[Opening SUPPLIED DATA section]
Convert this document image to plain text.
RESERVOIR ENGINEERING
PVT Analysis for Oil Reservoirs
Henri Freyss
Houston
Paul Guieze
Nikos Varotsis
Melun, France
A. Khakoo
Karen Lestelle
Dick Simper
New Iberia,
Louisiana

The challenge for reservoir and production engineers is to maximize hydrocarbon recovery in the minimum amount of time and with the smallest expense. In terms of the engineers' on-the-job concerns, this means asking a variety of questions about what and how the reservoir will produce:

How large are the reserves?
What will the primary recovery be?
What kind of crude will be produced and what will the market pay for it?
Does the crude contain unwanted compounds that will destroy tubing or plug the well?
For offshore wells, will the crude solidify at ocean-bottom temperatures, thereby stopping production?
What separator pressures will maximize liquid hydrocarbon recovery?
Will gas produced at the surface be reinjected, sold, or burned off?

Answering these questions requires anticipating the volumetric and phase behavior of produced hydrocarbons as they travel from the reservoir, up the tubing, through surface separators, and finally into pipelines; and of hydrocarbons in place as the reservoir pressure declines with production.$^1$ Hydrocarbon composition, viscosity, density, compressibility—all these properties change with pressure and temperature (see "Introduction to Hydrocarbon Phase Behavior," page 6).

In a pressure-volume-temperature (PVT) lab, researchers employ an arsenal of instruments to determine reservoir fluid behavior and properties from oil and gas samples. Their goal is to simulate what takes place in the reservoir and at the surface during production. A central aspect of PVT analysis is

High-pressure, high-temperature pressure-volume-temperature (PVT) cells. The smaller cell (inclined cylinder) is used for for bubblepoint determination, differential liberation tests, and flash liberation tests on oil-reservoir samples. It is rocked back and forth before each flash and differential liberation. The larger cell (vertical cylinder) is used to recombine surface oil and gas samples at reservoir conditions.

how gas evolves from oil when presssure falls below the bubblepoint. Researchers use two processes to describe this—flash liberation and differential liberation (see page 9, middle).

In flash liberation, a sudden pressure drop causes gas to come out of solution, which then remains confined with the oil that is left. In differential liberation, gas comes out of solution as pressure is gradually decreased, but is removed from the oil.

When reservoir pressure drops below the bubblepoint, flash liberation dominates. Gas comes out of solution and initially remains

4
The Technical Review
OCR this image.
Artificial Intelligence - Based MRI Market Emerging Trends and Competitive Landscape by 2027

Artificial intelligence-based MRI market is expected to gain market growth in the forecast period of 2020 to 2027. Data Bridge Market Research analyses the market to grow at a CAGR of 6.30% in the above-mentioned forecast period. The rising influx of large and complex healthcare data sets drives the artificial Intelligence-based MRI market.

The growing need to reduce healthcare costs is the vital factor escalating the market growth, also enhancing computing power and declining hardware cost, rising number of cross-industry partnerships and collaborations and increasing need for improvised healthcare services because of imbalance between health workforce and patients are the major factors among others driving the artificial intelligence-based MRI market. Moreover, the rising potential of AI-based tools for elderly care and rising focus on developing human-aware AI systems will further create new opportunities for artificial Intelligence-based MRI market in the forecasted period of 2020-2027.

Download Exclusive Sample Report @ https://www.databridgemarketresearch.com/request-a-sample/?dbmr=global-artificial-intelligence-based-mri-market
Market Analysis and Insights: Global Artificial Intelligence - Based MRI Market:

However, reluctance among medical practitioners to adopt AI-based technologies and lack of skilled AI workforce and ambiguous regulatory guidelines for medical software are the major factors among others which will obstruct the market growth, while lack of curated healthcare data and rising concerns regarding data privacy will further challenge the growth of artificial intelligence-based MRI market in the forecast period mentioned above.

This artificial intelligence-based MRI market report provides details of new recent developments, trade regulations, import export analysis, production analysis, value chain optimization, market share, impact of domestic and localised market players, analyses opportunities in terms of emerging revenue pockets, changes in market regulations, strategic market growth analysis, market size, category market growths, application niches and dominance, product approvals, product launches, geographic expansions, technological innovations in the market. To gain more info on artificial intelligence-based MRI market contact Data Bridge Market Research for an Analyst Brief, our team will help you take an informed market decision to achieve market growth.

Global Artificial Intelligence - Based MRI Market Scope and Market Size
[Closing SUPPLIED DATA section]
**REQUIREMENT:**
Retype each line above, keeping every character.

**TASK OUTPUT:**
Convert this document image to plain text.
RESERVOIR ENGINEERING
PVT Analysis for Oil Reservoirs
Henri Freyss
Houston
Paul Guieze
Nikos Varotsis
Melun, France
A. Khakoo
Karen Lestelle
Dick Simper
New Iberia,
Louisiana

The challenge for reservoir and production engineers is to maximize hydrocarbon recovery in the minimum amount of time and with the smallest expense. In terms of the engineers' on-the-job concerns, this means asking a variety of questions about what and how the reservoir will produce:

How large are the reserves?
What will the primary recovery be?
What kind of crude will be produced and what will the market pay for it?
Does the crude contain unwanted compounds that will destroy tubing or plug the well?
For offshore wells, will the crude solidify at ocean-bottom temperatures, thereby stopping production?
What separator pressures will maximize liquid hydrocarbon recovery?
Will gas produced at the surface be reinjected, sold, or burned off?

Answering these questions requires anticipating the volumetric and phase behavior of produced hydrocarbons as they travel from the reservoir, up the tubing, through surface separators, and finally into pipelines; and of hydrocarbons in place as the reservoir pressure declines with production.$^1$ Hydrocarbon composition, viscosity, density, compressibility—all these properties change with pressure and temperature (see "Introduction to Hydrocarbon Phase Behavior," page 6).

In a pressure-volume-temperature (PVT) lab, researchers employ an arsenal of instruments to determine reservoir fluid behavior and properties from oil and gas samples. Their goal is to simulate what takes place in the reservoir and at the surface during production. A central aspect of PVT analysis is

High-pressure, high-temperature pressure-volume-temperature (PVT) cells. The smaller cell (inclined cylinder) is used for for bubblepoint determination, differential liberation tests, and flash liberation tests on oil-reservoir samples. It is rocked back and forth before each flash and differential liberation. The larger cell (vertical cylinder) is used to recombine surface oil and gas samples at reservoir conditions.

how gas evolves from oil when presssure falls below the bubblepoint. Researchers use two processes to describe this—flash liberation and differential liberation (see page 9, middle).

In flash liberation, a sudden pressure drop causes gas to come out of solution, which then remains confined with the oil that is left. In differential liberation, gas comes out of solution as pressure is gradually decreased, but is removed from the oil.

When reservoir pressure drops below the bubblepoint, flash liberation dominates. Gas comes out of solution and initially remains

4
The Technical Review
OCR this image.
Artificial Intelligence - Based MRI Market Emerging Trends and Competitive Landscape by 2027

Artificial intelligence-based MRI market is expected to gain market growth in the forecast period of 2020 to 2027. Data Bridge Market Research analyses the market to grow at a CAGR of 6.30% in the above-mentioned forecast period. The rising influx of large and complex healthcare data sets drives the artificial Intelligence-based MRI market.

The growing need to reduce healthcare costs is the vital factor escalating the market growth, also enhancing computing power and declining hardware cost, rising number of cross-industry partnerships and collaborations and increasing need for improvised healthcare services because of imbalance between health workforce and patients are the major factors among others driving the artificial intelligence-based MRI market. Moreover, the rising potential of AI-based tools for elderly care and rising focus on developing human-aware AI systems will further create new opportunities for artificial Intelligence-based MRI market in the forecasted period of 2020-2027.

Download Exclusive Sample Report @ https://www.databridgemarketresearch.com/request-a-sample/?dbmr=global-artificial-intelligence-based-mri-market
Market Analysis and Insights: Global Artificial Intelligence - Based MRI Market:

However, reluctance among medical practitioners to adopt AI-based technologies and lack of skilled AI workforce and ambiguous regulatory guidelines for medical software are the major factors among others which will obstruct the market growth, while lack of curated healthcare data and rising concerns regarding data privacy will further challenge the growth of artificial intelligence-based MRI market in the forecast period mentioned above.

This artificial intelligence-based MRI market report provides details of new recent developments, trade regulations, import export analysis, production analysis, value chain optimization, market share, impact of domestic and localised market players, analyses opportunities in terms of emerging revenue pockets, changes in market regulations, strategic market growth analysis, market size, category market growths, application niches and dominance, product approvals, product launches, geographic expansions, technological innovations in the market. To gain more info on artificial intelligence-based MRI market contact Data Bridge Market Research for an Analyst Brief, our team will help you take an informed market decision to achieve market growth.

Global Artificial Intelligence - Based MRI Market Scope and Market Size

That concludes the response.